### Extract
"IN TIMES LIKE THESE, it helps to recall that there have always been times like these," says Paul Harvey, the legendary radio commentator. A "great transformation [is] taking place around the world...a tectonic power shift...the world is very different," writes Fareed Zakaria in his Post-American World.
They're both right. We have indeed seen economic downturns many times in the past, some severe, some shallow and short. We have gone through periods of rising oil and commodity prices, of a falling dollar, and of rapid technological change. So Paul Harvey is right.
But so is Zakaria. We are finally seeing the impact on the world economy of the emergence of China, India and other once-poor countries. The good news is that we have brought billions of people into the world trading system, enriching them so they can afford to eat regularly, and trade their bicycles for cars. The less good news is that the process of adjusting to this increased demand on the world resources is proving painful, especially here in America.
Previous increases took the price of oil, and most especially of gasoline, to levels that were merely annoying. And anyhow proved to be temporary, as modest adjustments in fuel use and advances in technology combined with new supplies to ease price pressures. The current price spurt, which has taken gasoline prices to over $4 per gallon--half the level in the UK and other parts of the world, but previously unheard of in the United States--is different.
For one thing, it coincides with other pressures on the consumer, not least of them major increases in food prices. More important, consumers seem to have decided that the new higher gasoline prices are likely to last. So they are changing their behavior.
######
#### [Set problem]
Write out everything in the commentary on rising gasoline prices from "They're both right." down to "Harvey is right.", with no changes.
### Provided material
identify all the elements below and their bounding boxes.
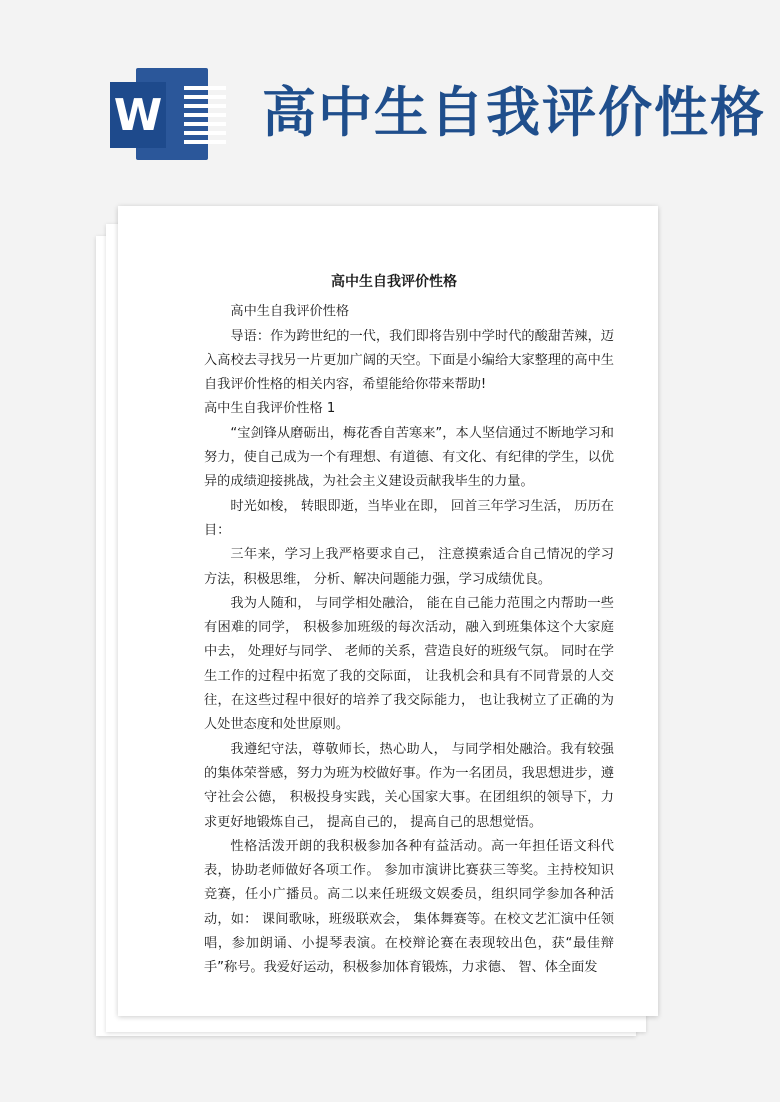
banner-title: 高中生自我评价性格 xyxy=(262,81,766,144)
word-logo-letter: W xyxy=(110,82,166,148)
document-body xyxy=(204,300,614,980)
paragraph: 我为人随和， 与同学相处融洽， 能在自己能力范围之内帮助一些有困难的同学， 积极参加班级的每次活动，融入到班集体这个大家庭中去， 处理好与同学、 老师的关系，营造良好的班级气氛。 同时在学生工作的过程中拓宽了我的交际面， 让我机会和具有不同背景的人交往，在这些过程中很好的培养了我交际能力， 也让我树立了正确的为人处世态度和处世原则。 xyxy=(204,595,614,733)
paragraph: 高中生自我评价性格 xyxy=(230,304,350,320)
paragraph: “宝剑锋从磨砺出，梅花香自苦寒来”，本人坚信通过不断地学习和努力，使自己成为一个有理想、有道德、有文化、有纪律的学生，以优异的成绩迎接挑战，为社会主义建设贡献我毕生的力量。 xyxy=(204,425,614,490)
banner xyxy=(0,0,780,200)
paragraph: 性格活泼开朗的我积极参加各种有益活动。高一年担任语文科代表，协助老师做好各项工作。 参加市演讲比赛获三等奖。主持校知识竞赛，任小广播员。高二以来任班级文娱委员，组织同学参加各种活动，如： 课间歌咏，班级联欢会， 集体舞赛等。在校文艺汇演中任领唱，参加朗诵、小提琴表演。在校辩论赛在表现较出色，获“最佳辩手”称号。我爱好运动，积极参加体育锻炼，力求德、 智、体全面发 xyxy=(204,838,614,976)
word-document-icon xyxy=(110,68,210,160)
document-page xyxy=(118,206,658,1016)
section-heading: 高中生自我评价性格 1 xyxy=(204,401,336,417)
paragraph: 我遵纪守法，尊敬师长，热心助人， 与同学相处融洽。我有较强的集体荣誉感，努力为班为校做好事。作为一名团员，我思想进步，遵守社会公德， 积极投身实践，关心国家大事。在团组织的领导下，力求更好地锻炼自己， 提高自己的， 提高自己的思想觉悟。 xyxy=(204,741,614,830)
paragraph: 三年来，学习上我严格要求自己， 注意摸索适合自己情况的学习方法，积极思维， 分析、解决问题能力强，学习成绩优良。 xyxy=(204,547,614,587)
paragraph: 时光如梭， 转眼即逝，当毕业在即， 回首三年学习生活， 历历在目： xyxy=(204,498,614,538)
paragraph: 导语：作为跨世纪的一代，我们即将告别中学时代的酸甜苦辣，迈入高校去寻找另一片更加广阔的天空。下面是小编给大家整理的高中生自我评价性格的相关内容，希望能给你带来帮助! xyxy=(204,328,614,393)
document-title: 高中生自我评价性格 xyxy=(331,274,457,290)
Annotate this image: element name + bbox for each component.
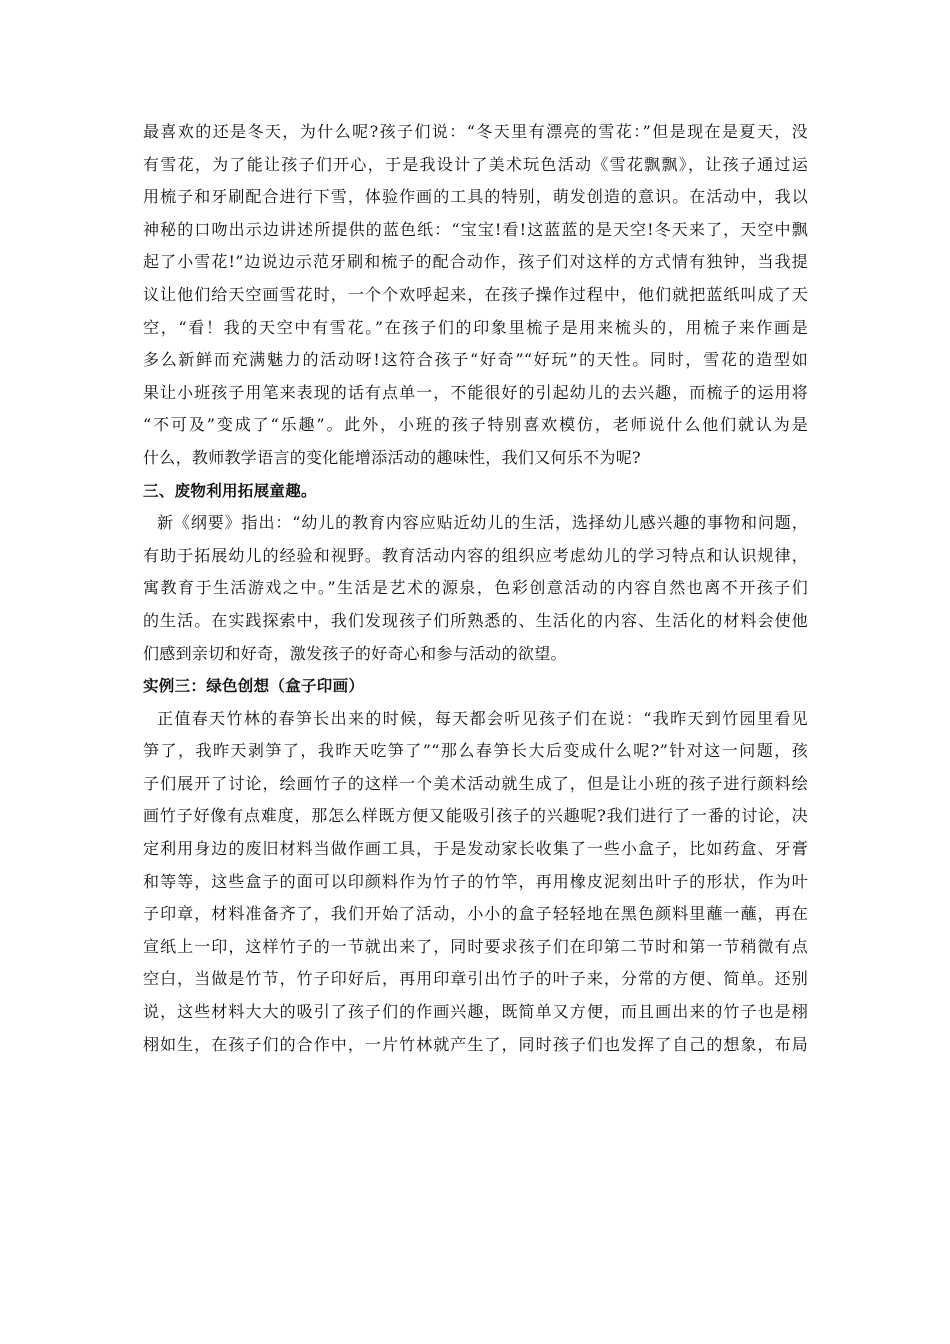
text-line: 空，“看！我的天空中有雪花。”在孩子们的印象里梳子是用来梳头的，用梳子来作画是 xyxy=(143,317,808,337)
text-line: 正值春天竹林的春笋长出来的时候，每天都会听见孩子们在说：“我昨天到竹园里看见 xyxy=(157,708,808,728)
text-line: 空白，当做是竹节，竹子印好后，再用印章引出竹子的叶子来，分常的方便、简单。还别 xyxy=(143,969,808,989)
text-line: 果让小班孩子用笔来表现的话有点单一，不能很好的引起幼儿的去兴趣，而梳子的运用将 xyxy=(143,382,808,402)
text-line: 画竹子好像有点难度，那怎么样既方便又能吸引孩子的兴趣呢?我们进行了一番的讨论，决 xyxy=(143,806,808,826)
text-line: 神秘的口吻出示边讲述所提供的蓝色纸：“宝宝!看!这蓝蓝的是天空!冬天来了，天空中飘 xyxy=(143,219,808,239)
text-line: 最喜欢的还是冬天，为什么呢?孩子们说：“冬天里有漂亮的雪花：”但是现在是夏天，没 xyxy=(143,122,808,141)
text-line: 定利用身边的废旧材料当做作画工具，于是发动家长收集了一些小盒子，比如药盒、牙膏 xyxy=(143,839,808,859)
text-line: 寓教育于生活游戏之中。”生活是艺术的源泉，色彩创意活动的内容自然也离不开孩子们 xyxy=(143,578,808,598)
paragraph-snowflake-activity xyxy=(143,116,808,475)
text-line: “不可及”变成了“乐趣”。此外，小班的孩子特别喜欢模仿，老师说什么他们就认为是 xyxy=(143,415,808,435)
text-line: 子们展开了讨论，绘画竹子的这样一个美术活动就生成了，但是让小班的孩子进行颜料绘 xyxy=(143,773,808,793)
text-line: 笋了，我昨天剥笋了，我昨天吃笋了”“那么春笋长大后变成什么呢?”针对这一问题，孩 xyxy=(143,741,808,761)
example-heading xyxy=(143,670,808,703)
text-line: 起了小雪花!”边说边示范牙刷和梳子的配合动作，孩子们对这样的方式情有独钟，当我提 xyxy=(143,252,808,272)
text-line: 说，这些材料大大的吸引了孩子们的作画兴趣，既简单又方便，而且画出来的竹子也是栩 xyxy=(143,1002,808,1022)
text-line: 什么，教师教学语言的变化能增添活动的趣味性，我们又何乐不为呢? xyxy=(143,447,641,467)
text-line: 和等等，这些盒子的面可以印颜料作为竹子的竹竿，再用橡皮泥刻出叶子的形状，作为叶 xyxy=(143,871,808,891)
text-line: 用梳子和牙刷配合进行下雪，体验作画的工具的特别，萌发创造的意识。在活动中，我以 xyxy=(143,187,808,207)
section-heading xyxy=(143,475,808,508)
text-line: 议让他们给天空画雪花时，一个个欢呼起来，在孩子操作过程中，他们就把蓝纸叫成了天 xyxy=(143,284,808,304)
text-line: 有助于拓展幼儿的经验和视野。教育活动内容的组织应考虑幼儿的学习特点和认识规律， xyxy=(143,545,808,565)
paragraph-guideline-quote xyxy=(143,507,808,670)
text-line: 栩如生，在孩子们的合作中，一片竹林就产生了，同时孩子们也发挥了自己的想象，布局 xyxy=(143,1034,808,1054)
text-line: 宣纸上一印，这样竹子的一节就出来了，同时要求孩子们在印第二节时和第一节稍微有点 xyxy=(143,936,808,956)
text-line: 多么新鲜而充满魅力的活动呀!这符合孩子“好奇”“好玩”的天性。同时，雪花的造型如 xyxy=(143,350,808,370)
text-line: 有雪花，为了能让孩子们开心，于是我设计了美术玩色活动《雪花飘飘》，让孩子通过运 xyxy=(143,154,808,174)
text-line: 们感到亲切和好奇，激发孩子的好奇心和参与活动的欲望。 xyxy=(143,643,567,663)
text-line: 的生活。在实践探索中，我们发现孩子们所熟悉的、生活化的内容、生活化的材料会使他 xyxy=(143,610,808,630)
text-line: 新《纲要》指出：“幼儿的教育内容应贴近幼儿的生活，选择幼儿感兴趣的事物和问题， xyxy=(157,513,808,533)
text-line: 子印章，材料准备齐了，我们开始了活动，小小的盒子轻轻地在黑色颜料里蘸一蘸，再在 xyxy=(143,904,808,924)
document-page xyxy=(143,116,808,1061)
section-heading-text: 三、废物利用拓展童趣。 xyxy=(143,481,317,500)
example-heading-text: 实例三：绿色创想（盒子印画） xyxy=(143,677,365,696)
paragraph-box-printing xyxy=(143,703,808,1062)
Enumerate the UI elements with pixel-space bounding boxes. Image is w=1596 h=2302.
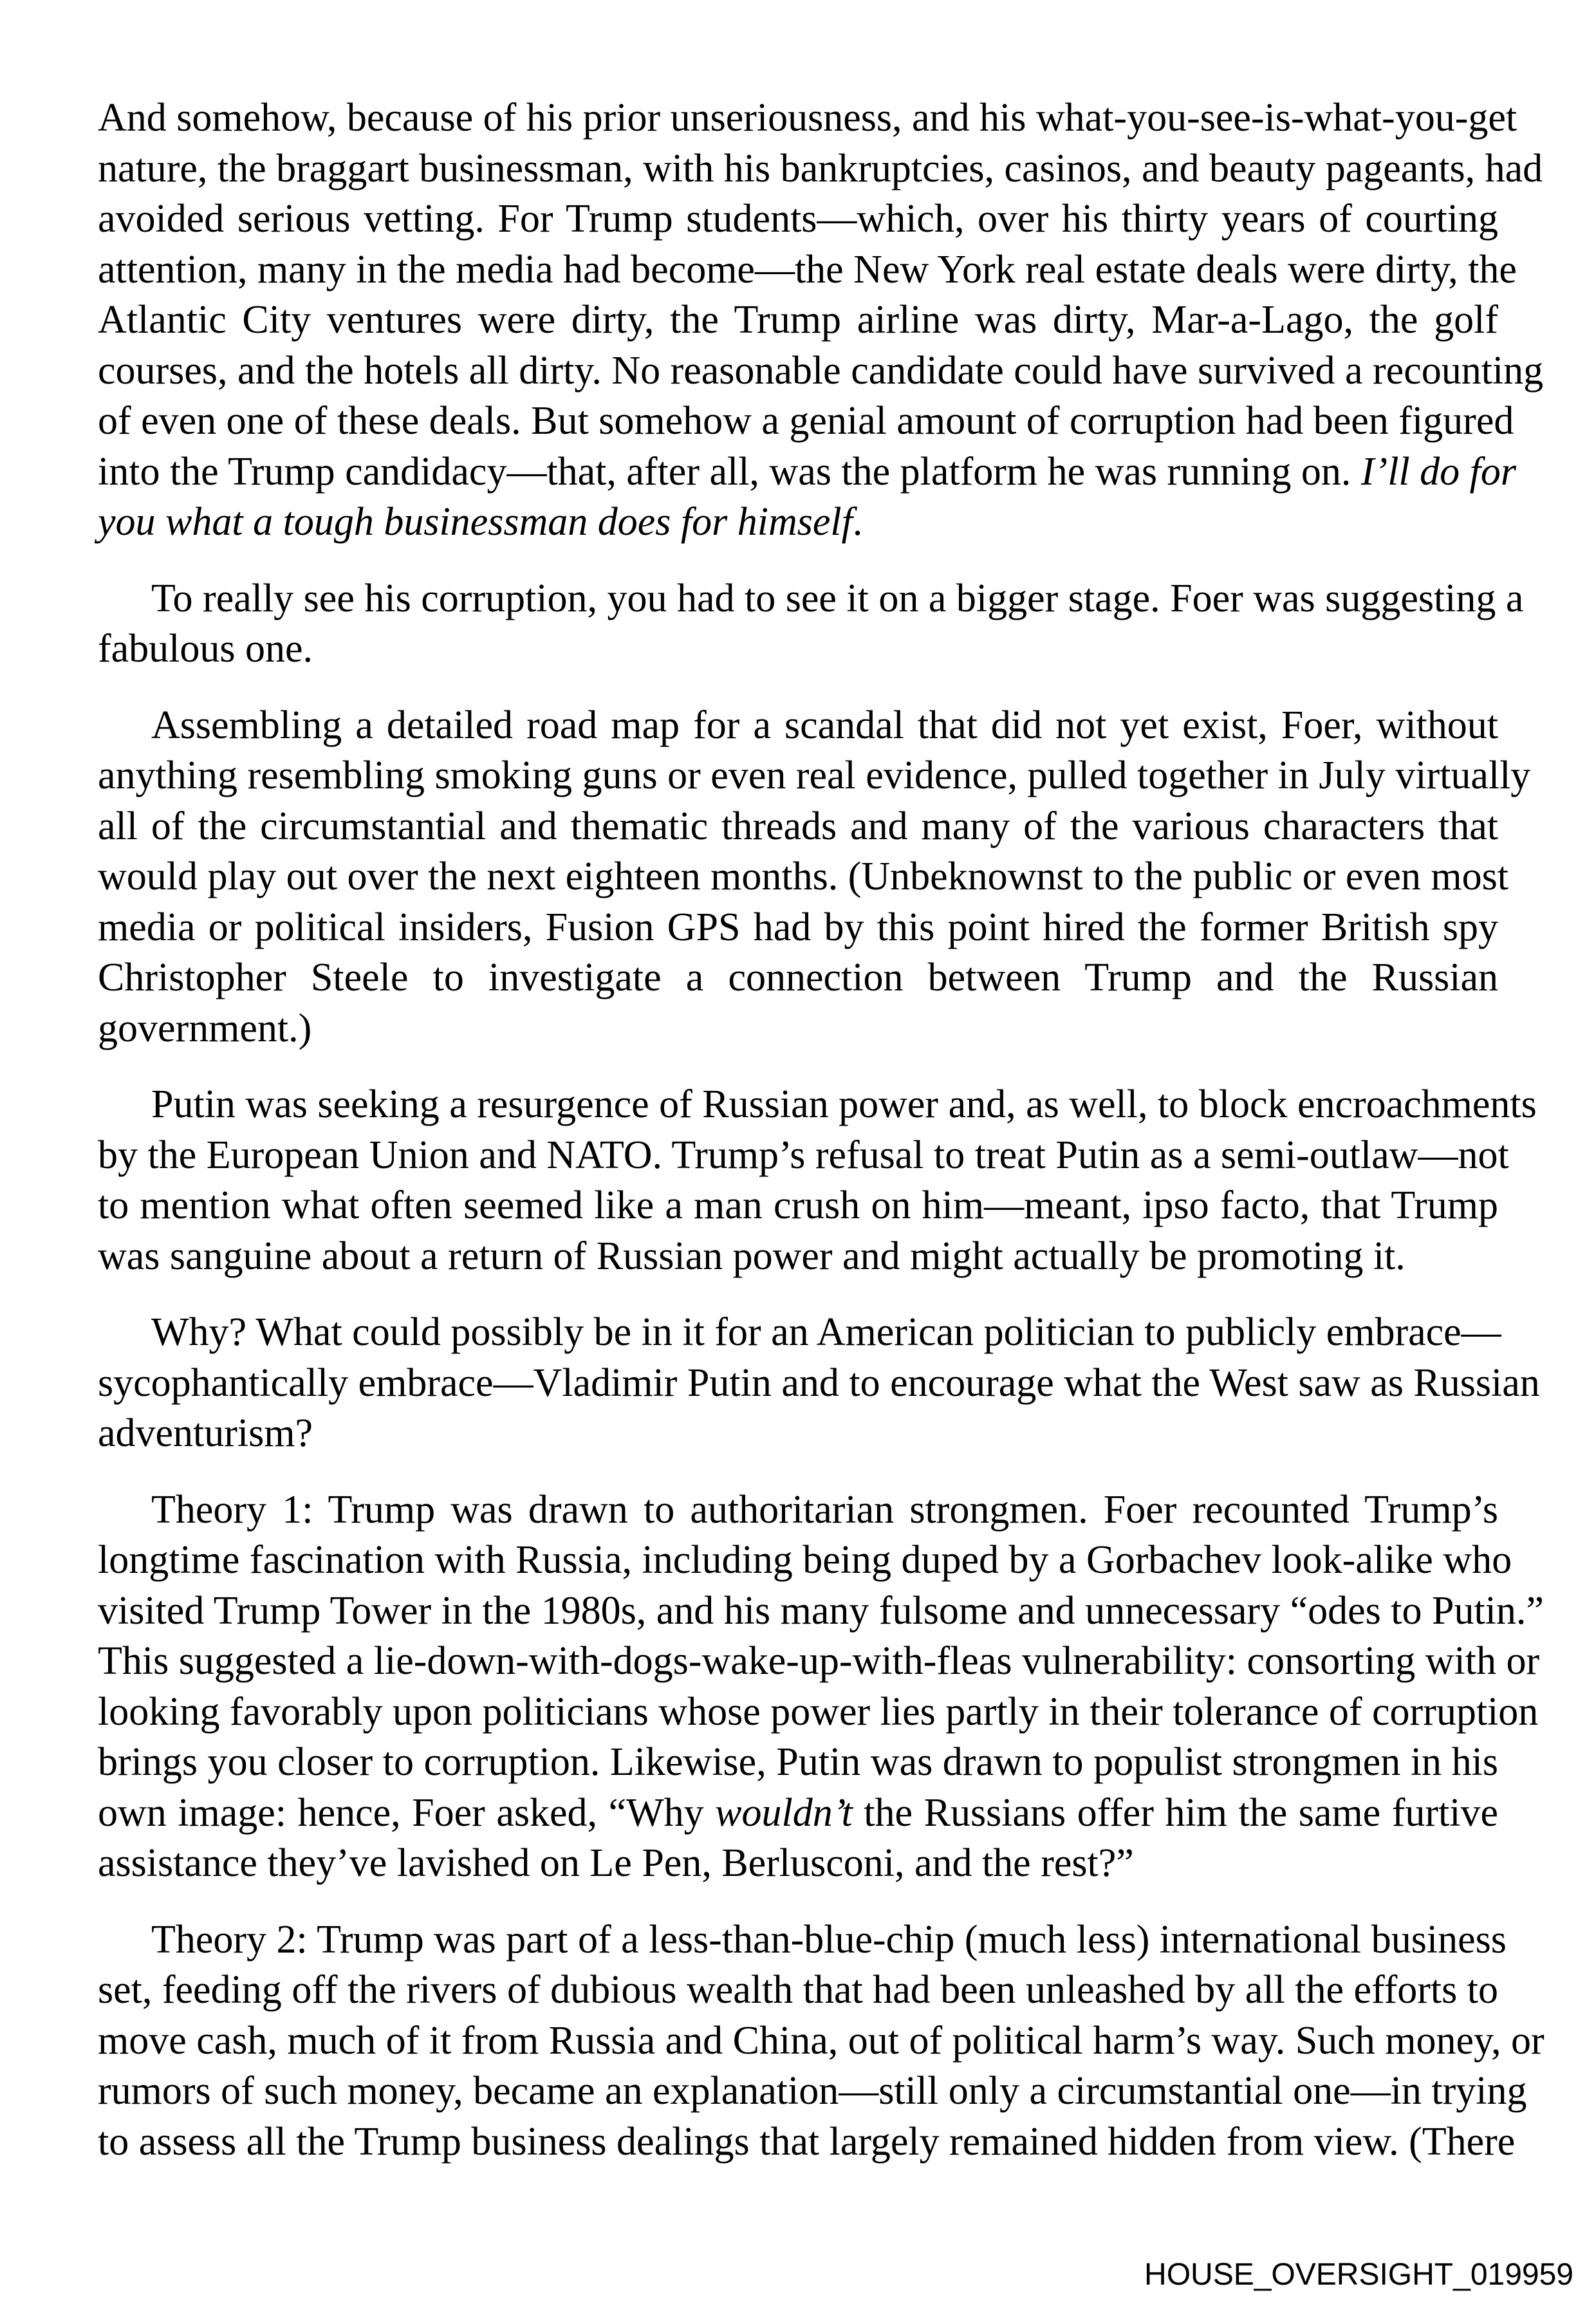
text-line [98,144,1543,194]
######
#### [Complete answer]
They're both right. We have indeed seen economic downturns many times in the past, some severe, some shallow and short. We have gone through periods of rising oil and commodity prices, of a falling dollar, and of rapid technological change. So Paul Harvey is right.